--- start of Record extracts ---
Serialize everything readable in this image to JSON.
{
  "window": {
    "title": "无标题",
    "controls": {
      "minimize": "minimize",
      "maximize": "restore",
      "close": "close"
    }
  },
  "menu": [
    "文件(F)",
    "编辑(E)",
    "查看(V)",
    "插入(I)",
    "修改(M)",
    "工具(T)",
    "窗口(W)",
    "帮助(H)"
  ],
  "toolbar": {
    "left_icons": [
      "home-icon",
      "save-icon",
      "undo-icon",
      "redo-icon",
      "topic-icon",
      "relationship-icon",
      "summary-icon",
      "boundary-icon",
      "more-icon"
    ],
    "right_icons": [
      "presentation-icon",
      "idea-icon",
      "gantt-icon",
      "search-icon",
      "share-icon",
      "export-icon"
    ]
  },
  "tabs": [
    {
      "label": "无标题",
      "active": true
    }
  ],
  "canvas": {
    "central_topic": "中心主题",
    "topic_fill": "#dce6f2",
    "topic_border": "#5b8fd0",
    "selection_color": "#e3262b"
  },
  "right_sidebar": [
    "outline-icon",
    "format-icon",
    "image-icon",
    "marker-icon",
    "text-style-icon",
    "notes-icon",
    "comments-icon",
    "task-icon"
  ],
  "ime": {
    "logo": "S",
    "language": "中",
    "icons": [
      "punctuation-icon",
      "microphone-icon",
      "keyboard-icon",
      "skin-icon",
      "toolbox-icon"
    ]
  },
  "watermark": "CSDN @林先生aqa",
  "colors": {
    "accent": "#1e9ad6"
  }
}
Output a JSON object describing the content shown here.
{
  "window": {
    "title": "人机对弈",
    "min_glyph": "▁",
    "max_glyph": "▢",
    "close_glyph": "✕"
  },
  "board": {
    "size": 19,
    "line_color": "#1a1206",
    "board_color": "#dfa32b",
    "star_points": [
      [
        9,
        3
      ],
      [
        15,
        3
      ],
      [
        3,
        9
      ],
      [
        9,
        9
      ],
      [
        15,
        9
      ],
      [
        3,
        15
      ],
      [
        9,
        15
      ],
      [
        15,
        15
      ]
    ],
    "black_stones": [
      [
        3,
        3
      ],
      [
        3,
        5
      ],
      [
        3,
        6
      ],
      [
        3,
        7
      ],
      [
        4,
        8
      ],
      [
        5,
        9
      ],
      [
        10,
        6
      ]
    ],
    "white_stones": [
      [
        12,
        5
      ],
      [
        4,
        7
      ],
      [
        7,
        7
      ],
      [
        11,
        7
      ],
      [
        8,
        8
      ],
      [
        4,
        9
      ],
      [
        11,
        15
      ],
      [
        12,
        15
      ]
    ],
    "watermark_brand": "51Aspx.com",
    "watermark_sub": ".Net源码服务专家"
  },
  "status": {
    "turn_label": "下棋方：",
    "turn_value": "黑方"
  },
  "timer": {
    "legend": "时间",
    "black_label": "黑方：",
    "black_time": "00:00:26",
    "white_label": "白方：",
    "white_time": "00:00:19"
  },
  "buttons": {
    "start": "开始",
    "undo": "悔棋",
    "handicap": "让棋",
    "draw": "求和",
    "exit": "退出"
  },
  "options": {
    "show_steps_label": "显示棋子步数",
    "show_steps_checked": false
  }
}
--- end of Record extracts ---
### [Work to be completed]
All of the data needs to be printed once more, exactly.

### [Response for this exercise]
Serialize everything readable in this image to JSON.
{
  "window": {
    "title": "无标题",
    "controls": {
      "minimize": "minimize",
      "maximize": "restore",
      "close": "close"
    }
  },
  "menu": [
    "文件(F)",
    "编辑(E)",
    "查看(V)",
    "插入(I)",
    "修改(M)",
    "工具(T)",
    "窗口(W)",
    "帮助(H)"
  ],
  "toolbar": {
    "left_icons": [
      "home-icon",
      "save-icon",
      "undo-icon",
      "redo-icon",
      "topic-icon",
      "relationship-icon",
      "summary-icon",
      "boundary-icon",
      "more-icon"
    ],
    "right_icons": [
      "presentation-icon",
      "idea-icon",
      "gantt-icon",
      "search-icon",
      "share-icon",
      "export-icon"
    ]
  },
  "tabs": [
    {
      "label": "无标题",
      "active": true
    }
  ],
  "canvas": {
    "central_topic": "中心主题",
    "topic_fill": "#dce6f2",
    "topic_border": "#5b8fd0",
    "selection_color": "#e3262b"
  },
  "right_sidebar": [
    "outline-icon",
    "format-icon",
    "image-icon",
    "marker-icon",
    "text-style-icon",
    "notes-icon",
    "comments-icon",
    "task-icon"
  ],
  "ime": {
    "logo": "S",
    "language": "中",
    "icons": [
      "punctuation-icon",
      "microphone-icon",
      "keyboard-icon",
      "skin-icon",
      "toolbox-icon"
    ]
  },
  "watermark": "CSDN @林先生aqa",
  "colors": {
    "accent": "#1e9ad6"
  }
}
Output a JSON object describing the content shown here.
{
  "window": {
    "title": "人机对弈",
    "min_glyph": "▁",
    "max_glyph": "▢",
    "close_glyph": "✕"
  },
  "board": {
    "size": 19,
    "line_color": "#1a1206",
    "board_color": "#dfa32b",
    "star_points": [
      [
        9,
        3
      ],
      [
        15,
        3
      ],
      [
        3,
        9
      ],
      [
        9,
        9
      ],
      [
        15,
        9
      ],
      [
        3,
        15
      ],
      [
        9,
        15
      ],
      [
        15,
        15
      ]
    ],
    "black_stones": [
      [
        3,
        3
      ],
      [
        3,
        5
      ],
      [
        3,
        6
      ],
      [
        3,
        7
      ],
      [
        4,
        8
      ],
      [
        5,
        9
      ],
      [
        10,
        6
      ]
    ],
    "white_stones": [
      [
        12,
        5
      ],
      [
        4,
        7
      ],
      [
        7,
        7
      ],
      [
        11,
        7
      ],
      [
        8,
        8
      ],
      [
        4,
        9
      ],
      [
        11,
        15
      ],
      [
        12,
        15
      ]
    ],
    "watermark_brand": "51Aspx.com",
    "watermark_sub": ".Net源码服务专家"
  },
  "status": {
    "turn_label": "下棋方：",
    "turn_value": "黑方"
  },
  "timer": {
    "legend": "时间",
    "black_label": "黑方：",
    "black_time": "00:00:26",
    "white_label": "白方：",
    "white_time": "00:00:19"
  },
  "buttons": {
    "start": "开始",
    "undo": "悔棋",
    "handicap": "让棋",
    "draw": "求和",
    "exit": "退出"
  },
  "options": {
    "show_steps_label": "显示棋子步数",
    "show_steps_checked": false
  }
}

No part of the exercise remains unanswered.